## begin

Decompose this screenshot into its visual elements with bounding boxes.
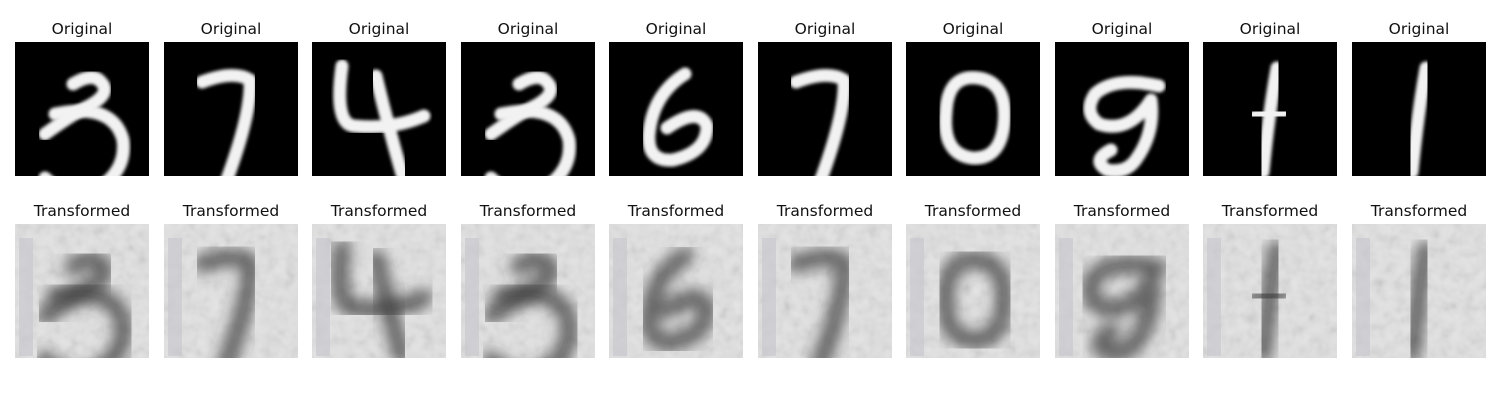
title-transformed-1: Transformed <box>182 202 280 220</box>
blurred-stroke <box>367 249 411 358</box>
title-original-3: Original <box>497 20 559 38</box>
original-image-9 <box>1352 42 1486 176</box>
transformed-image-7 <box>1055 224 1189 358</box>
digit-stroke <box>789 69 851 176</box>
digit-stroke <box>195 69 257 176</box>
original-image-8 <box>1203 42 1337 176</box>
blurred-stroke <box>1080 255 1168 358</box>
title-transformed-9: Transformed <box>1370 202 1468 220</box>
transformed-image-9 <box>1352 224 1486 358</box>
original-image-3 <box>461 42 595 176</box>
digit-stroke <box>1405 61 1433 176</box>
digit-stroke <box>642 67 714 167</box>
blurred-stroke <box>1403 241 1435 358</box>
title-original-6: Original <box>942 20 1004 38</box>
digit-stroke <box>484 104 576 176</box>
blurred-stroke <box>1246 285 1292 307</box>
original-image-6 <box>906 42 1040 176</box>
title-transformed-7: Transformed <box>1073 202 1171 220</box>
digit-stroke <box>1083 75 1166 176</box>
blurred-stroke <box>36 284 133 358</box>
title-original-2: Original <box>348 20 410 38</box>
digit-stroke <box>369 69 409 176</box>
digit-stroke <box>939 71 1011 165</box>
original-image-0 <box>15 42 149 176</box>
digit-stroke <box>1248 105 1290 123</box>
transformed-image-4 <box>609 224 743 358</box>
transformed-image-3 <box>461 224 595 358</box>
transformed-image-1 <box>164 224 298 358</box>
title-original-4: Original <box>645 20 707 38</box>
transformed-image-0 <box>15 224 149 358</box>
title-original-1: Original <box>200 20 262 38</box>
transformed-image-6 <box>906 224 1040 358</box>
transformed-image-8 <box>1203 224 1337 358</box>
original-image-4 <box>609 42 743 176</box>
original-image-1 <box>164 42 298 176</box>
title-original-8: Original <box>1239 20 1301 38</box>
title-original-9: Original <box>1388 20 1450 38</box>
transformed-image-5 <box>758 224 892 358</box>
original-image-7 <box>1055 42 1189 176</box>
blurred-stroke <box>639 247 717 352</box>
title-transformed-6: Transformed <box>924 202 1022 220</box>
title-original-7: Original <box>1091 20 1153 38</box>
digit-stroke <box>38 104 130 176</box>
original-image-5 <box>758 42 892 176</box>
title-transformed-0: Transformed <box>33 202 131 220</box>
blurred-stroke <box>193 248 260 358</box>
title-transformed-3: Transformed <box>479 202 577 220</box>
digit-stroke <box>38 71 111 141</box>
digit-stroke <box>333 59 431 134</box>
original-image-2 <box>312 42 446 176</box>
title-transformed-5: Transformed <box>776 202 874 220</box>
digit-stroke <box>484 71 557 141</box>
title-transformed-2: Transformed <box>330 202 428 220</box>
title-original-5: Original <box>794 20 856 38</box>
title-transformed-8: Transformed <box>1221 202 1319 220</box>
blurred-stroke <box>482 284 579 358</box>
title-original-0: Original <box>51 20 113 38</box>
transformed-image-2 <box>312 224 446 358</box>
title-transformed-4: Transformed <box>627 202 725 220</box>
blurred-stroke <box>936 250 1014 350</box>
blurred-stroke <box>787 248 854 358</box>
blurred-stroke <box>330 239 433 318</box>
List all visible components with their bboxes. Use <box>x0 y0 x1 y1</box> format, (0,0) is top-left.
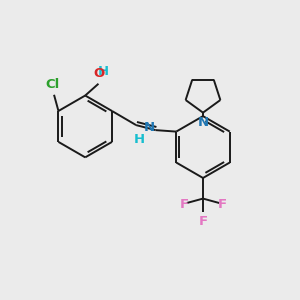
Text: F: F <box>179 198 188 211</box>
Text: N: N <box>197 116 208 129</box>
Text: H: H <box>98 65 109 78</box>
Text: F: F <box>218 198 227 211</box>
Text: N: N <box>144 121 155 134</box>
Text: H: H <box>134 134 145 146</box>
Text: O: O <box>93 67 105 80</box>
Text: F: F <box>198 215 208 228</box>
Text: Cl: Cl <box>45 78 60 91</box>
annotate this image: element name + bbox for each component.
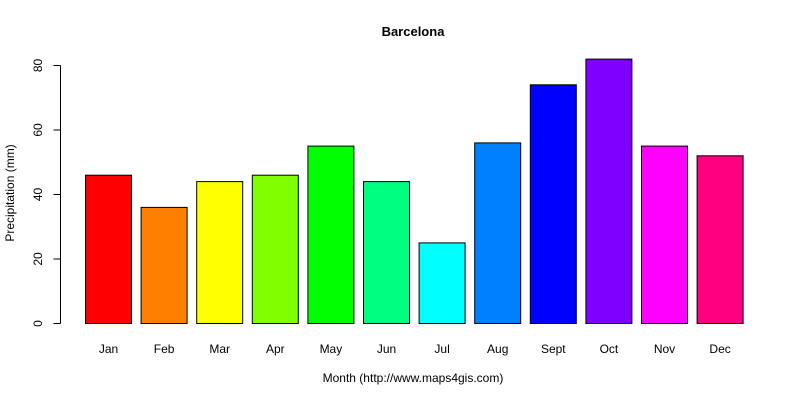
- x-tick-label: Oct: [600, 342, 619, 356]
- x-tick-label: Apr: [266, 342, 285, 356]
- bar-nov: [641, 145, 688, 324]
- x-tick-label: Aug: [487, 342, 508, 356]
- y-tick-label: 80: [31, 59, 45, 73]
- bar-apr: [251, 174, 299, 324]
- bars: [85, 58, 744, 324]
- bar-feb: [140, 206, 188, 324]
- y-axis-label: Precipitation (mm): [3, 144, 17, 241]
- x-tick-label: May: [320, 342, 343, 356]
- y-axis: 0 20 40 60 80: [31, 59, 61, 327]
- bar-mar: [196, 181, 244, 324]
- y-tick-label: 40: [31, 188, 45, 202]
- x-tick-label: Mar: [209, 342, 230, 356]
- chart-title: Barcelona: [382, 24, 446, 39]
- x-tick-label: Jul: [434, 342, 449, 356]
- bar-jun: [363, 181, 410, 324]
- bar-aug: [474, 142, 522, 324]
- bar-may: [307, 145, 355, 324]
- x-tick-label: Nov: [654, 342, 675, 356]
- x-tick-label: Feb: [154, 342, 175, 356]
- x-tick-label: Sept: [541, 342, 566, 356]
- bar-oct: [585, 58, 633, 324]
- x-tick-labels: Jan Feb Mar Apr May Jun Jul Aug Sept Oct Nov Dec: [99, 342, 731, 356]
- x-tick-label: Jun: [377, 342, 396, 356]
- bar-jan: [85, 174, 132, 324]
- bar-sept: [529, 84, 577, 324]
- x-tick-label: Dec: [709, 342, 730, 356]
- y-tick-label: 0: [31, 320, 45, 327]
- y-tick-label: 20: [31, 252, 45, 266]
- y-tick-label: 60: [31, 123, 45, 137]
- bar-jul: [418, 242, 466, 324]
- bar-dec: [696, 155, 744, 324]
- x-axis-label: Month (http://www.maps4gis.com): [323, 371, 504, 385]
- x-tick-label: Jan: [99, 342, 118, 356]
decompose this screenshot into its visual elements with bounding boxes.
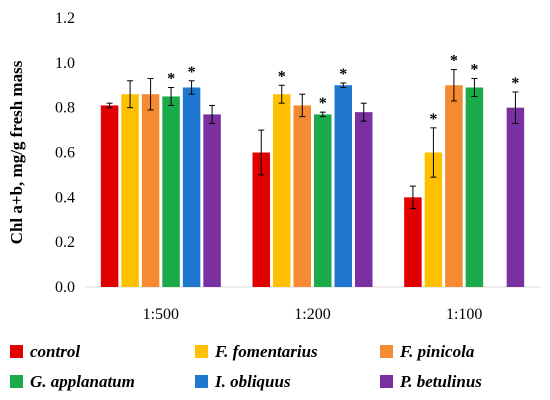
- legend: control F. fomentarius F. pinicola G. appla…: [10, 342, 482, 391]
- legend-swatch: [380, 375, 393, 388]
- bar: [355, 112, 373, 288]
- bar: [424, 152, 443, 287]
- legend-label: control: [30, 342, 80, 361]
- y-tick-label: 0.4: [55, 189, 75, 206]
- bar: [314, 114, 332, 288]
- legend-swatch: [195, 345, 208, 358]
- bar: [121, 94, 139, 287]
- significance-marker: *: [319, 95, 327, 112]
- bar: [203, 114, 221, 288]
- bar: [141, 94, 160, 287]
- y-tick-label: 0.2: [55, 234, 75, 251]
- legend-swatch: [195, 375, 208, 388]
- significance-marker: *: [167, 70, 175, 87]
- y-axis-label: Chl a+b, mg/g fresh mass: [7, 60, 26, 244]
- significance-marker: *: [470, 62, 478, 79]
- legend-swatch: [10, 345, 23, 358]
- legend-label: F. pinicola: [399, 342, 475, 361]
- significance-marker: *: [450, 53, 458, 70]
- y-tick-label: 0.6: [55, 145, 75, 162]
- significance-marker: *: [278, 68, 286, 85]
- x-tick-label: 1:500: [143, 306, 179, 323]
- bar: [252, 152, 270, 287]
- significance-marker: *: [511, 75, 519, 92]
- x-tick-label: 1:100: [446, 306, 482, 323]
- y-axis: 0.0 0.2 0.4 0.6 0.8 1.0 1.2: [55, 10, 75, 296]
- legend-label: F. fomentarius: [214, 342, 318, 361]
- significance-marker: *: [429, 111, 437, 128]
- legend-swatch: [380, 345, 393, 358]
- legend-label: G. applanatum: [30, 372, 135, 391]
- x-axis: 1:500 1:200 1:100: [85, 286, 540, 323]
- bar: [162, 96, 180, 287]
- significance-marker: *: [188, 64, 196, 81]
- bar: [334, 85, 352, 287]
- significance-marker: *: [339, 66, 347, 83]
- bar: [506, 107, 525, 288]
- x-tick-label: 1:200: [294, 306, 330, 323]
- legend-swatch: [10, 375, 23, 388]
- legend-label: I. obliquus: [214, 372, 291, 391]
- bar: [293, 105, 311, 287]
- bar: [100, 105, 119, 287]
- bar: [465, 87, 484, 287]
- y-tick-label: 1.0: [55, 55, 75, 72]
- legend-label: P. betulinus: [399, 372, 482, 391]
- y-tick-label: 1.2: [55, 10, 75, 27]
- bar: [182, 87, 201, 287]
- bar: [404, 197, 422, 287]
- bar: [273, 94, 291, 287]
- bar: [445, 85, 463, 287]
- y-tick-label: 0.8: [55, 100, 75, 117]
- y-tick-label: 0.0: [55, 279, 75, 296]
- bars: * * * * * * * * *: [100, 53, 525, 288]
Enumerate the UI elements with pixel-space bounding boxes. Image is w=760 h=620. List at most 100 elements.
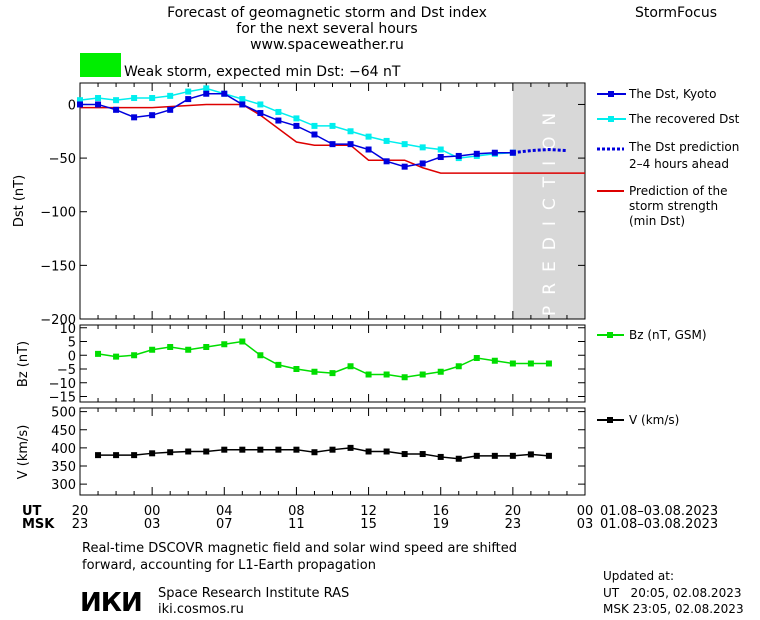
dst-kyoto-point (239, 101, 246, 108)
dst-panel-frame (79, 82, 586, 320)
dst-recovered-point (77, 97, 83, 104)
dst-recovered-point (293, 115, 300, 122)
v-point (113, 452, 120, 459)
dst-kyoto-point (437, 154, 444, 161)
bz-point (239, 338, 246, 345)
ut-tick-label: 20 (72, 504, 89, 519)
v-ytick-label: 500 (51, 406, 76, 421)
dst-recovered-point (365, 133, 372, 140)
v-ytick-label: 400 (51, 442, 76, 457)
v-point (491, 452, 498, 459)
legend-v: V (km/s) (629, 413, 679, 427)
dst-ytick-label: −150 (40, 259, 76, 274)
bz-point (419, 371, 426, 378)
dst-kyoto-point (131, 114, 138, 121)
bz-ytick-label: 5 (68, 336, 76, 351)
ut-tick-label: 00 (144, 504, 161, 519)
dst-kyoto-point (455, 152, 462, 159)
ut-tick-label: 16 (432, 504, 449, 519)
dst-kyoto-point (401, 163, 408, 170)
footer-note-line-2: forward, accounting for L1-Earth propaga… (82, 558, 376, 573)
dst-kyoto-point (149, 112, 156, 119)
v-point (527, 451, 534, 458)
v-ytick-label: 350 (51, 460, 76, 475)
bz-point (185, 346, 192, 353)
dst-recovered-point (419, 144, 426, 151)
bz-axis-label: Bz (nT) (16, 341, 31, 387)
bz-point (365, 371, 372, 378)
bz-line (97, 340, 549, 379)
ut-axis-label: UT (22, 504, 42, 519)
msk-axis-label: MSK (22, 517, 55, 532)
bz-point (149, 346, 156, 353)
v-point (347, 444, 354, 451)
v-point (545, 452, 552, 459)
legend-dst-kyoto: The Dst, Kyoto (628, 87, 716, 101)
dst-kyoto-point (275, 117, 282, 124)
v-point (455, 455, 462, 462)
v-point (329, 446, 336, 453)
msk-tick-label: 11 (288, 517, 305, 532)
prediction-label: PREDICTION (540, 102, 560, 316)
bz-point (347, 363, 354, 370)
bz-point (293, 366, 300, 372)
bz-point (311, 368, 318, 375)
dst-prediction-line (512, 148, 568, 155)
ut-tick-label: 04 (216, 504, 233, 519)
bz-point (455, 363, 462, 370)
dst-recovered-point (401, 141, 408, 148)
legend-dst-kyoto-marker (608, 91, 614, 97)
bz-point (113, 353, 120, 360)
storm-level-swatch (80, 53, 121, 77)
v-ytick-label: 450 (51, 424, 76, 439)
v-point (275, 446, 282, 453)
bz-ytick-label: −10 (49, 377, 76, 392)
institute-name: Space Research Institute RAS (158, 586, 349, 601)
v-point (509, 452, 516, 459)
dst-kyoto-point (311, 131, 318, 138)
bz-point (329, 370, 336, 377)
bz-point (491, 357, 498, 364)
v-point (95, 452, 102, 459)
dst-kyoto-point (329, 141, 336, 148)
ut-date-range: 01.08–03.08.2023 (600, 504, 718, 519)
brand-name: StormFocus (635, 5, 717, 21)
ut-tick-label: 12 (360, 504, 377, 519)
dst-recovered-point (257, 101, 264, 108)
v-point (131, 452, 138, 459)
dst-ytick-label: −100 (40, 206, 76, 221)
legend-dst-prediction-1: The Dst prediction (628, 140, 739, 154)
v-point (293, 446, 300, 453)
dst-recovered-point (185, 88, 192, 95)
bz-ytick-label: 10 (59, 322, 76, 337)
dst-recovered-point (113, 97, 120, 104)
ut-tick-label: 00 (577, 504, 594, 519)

## end

§ **What the task requires**
Give only the lines from the one containing "Text: F: F <box>179 198 188 211</box>" down to the one containing "Text: O: O <box>93 67 105 80</box>", with "Text" renamed to "Label" and everything else left as it is.

§ **Result for this task**
Label: F: F <box>179 198 188 211</box>
Label: N: N <box>197 116 208 129</box>
Label: H: H <box>98 65 109 78</box>
Label: F: F <box>218 198 227 211</box>
Label: N: N <box>144 121 155 134</box>
Label: H: H <box>134 134 145 146</box>
Label: O: O <box>93 67 105 80</box>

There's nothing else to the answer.